OBJECTIVE:
Look through the material and copy each line holding "Fernández".

DATA LISTING:
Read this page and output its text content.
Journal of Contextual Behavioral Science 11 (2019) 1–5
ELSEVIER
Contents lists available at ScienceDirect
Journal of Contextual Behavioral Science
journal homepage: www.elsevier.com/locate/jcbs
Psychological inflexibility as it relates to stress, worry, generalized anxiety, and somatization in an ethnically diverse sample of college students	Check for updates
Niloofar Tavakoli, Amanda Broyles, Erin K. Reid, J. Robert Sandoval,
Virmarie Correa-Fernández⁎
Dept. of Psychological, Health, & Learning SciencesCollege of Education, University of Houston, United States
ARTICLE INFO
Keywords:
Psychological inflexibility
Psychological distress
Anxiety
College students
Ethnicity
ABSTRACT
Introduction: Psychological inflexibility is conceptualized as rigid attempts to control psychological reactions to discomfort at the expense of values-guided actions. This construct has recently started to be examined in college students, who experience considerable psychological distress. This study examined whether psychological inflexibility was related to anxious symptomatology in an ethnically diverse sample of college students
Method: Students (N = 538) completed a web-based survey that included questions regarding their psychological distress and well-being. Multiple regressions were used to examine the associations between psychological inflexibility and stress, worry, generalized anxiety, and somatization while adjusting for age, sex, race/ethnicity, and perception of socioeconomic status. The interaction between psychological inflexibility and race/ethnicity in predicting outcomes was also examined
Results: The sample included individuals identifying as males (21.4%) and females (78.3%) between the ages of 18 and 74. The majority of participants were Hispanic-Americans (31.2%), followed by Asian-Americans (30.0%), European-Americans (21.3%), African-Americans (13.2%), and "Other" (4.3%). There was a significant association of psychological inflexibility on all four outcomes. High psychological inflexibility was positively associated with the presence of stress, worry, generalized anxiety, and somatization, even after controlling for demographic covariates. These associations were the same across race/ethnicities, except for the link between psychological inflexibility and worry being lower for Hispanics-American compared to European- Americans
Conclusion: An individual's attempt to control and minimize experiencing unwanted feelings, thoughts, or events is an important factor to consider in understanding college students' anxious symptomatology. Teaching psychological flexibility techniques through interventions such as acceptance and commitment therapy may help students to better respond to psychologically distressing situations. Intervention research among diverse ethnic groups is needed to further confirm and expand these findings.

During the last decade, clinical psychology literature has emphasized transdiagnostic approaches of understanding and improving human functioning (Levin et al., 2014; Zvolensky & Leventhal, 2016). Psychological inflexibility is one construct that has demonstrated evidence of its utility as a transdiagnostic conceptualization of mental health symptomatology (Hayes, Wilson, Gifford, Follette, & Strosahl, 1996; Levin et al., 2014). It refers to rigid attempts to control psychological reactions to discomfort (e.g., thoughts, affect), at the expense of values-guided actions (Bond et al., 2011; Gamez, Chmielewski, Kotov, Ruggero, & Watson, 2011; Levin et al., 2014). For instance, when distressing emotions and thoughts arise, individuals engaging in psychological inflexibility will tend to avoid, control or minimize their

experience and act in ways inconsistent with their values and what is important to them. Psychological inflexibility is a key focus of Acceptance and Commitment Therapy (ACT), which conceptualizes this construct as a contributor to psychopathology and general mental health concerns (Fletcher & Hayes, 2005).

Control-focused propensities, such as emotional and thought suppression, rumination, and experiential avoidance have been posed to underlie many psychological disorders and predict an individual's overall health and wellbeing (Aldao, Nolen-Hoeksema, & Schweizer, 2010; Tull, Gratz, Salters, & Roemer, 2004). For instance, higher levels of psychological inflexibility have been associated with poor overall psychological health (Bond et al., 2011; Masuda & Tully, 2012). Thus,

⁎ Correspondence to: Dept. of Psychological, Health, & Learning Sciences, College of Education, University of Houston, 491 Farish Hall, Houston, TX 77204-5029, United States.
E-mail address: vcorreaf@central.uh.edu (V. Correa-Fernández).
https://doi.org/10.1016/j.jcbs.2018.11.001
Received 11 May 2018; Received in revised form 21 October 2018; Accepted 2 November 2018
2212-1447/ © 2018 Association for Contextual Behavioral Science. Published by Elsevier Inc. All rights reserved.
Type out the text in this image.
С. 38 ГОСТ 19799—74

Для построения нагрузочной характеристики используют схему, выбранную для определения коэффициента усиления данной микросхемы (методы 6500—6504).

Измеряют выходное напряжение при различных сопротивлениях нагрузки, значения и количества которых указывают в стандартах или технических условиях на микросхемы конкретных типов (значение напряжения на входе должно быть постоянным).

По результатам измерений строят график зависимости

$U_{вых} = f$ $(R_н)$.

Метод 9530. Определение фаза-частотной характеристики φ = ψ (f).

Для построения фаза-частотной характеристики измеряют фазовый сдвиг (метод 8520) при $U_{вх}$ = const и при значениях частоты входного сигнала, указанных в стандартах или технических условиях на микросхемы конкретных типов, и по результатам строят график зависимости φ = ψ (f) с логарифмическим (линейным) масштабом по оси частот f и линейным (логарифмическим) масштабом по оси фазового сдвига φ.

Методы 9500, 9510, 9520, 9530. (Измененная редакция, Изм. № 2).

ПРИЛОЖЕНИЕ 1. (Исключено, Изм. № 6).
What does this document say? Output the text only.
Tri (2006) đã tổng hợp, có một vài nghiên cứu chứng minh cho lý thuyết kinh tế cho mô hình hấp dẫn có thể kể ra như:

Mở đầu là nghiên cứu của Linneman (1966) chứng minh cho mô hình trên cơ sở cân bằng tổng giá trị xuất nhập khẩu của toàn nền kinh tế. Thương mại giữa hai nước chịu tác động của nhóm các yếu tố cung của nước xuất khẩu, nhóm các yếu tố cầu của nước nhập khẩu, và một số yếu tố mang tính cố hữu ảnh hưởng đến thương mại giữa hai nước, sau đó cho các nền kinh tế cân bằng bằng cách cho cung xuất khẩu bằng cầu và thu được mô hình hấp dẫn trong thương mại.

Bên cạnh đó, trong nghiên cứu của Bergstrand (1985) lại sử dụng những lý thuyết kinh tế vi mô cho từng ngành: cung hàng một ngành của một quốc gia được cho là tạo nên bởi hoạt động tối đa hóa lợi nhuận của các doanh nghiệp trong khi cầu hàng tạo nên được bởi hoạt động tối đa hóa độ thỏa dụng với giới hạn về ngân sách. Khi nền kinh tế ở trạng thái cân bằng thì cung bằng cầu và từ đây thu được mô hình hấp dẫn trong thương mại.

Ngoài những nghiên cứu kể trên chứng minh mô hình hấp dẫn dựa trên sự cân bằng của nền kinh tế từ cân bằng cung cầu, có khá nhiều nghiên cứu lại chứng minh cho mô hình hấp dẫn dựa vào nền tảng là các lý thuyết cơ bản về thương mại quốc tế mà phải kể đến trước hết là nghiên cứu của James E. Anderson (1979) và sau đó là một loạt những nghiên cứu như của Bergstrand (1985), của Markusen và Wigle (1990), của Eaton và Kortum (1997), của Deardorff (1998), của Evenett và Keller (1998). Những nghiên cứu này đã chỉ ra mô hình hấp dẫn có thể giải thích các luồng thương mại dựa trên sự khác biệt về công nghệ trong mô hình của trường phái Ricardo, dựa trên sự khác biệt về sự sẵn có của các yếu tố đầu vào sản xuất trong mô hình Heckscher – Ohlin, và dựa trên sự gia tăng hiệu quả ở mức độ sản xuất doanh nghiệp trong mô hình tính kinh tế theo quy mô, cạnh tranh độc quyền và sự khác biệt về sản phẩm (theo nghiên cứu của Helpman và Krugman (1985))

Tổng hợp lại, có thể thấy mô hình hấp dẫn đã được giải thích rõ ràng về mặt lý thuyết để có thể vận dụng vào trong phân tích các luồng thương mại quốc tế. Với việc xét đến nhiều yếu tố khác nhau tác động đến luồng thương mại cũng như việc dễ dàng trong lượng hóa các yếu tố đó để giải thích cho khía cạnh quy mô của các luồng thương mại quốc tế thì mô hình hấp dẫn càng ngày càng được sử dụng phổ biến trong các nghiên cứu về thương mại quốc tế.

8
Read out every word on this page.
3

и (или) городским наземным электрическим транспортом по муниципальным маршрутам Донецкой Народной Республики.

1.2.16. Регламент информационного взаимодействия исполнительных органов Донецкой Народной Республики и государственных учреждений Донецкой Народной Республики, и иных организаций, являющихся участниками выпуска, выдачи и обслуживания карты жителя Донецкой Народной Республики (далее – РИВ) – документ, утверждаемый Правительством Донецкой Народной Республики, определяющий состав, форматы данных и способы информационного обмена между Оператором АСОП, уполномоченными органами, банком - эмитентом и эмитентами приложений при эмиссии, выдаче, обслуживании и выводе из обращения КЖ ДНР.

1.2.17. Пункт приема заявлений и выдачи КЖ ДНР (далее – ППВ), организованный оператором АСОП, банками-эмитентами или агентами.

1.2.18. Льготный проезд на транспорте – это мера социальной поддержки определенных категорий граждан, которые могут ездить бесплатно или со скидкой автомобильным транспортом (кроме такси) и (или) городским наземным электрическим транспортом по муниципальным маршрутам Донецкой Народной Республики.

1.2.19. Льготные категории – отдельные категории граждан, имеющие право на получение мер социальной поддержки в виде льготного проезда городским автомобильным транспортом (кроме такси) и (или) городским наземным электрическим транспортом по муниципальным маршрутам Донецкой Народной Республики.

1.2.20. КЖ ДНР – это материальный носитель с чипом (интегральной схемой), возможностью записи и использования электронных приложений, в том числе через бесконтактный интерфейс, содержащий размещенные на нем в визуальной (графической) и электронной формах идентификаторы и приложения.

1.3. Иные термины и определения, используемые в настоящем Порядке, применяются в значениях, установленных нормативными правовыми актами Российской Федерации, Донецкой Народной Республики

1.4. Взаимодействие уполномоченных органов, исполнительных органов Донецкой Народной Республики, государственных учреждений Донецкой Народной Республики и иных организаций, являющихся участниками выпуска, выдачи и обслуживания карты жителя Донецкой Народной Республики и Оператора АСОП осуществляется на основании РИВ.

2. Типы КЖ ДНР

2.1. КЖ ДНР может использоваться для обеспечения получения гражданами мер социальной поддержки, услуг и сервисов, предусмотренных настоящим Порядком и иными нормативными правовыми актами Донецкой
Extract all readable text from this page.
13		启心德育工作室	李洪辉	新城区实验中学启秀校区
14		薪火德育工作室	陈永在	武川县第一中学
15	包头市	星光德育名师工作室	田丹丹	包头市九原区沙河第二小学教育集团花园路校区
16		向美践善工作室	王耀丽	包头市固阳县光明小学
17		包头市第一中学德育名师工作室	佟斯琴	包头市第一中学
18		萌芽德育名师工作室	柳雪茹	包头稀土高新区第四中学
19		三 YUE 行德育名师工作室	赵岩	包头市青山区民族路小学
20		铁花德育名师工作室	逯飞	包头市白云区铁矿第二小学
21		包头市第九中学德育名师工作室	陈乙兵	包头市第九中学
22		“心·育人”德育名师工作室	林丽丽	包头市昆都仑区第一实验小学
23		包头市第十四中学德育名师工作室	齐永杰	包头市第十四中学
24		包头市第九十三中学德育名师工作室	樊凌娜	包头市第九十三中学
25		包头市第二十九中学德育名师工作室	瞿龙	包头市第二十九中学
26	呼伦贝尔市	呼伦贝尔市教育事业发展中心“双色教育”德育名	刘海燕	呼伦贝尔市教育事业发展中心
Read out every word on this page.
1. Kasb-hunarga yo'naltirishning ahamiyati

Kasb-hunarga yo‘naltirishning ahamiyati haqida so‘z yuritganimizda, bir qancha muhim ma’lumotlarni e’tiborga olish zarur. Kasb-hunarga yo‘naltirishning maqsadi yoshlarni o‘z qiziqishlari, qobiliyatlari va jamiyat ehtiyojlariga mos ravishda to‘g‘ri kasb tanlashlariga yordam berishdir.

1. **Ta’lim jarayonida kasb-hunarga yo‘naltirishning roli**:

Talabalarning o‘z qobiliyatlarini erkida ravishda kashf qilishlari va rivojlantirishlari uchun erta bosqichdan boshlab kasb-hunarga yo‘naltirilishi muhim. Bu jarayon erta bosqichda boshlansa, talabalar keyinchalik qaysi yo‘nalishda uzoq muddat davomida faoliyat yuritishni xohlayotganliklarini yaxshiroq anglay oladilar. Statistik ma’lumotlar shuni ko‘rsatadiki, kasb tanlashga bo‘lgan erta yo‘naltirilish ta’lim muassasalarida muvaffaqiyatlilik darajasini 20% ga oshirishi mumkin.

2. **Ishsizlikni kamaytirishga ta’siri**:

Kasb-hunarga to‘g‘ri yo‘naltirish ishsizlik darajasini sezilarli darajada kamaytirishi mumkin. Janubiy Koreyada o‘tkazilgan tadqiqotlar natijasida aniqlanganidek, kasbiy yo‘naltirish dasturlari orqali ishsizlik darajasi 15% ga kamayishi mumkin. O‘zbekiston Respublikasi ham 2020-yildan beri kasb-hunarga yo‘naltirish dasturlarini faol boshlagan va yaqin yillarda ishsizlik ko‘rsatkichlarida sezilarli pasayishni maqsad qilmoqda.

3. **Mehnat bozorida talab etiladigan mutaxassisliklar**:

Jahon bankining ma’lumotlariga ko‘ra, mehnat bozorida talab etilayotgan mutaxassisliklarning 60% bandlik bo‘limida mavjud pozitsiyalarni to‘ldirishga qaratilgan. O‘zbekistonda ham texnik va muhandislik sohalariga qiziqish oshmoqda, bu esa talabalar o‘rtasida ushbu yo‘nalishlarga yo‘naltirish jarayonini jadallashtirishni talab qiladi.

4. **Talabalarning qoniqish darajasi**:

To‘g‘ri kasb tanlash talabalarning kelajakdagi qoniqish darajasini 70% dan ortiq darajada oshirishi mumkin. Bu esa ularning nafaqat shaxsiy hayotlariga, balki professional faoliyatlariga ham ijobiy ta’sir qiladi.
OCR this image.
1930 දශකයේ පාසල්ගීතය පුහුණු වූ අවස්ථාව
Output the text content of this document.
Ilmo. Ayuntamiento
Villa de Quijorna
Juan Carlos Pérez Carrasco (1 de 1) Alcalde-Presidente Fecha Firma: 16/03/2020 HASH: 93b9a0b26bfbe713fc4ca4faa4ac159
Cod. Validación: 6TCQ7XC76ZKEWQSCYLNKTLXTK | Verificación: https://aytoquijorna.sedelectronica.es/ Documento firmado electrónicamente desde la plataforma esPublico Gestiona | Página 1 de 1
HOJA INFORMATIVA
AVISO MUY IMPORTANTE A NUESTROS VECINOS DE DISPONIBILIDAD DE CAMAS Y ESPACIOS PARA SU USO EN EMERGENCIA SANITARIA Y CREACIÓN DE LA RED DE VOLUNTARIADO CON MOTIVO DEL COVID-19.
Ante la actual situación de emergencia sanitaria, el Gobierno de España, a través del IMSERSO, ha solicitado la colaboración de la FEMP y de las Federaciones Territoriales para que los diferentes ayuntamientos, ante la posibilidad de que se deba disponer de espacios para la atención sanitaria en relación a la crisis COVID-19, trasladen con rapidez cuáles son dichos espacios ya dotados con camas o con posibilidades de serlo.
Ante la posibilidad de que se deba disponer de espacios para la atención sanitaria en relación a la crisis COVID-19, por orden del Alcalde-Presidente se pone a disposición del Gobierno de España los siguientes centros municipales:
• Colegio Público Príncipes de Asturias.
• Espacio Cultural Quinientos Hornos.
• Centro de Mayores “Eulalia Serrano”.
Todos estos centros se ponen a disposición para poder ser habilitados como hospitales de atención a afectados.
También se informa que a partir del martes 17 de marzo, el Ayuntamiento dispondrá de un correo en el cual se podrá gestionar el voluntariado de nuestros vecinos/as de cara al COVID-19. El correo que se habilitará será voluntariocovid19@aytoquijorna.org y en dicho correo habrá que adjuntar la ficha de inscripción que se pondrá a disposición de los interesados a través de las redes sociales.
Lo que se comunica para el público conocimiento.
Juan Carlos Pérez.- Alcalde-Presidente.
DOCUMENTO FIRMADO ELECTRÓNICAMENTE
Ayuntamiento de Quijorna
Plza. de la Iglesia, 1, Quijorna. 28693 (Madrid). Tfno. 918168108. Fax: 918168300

TASK RESPONSE:
Virmarie Correa-Fernández⁎
E-mail address: vcorreaf@central.uh.edu (V. Correa-Fernández).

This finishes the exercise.